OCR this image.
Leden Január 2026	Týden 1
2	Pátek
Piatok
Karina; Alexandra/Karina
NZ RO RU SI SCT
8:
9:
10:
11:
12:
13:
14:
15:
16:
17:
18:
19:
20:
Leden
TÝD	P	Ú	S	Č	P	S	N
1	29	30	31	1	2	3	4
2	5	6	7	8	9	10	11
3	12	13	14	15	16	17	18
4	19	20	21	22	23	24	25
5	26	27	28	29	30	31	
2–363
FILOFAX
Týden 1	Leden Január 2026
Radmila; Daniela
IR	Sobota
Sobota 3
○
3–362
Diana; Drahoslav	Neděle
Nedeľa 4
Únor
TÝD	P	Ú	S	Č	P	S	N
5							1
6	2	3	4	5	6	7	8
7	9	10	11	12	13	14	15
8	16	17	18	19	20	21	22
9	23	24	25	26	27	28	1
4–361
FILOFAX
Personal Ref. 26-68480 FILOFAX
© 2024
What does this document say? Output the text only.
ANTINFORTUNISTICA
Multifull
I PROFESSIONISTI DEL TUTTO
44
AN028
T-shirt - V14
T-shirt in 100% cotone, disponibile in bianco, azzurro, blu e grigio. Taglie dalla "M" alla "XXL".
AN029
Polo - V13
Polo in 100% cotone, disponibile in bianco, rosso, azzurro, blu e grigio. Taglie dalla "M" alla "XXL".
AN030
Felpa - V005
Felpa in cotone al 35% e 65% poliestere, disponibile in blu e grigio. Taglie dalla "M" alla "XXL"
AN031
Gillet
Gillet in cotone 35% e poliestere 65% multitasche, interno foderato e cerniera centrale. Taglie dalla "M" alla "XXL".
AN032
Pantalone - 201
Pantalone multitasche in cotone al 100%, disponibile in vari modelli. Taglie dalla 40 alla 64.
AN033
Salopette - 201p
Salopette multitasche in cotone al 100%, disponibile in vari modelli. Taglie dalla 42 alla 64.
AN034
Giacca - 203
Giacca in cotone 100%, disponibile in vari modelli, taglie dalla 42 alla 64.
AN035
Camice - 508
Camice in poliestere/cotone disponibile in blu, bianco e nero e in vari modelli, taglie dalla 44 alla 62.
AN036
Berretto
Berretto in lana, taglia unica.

——————————

▶ _Exercise brief_:
Scan the material line by line and report each one that contains "Polo".

▶ _Final result_:
Polo - V13
Polo in 100% cotone, disponibile in bianco, rosso, azzurro, blu e grigio. Taglie dalla "M" alla "XXL".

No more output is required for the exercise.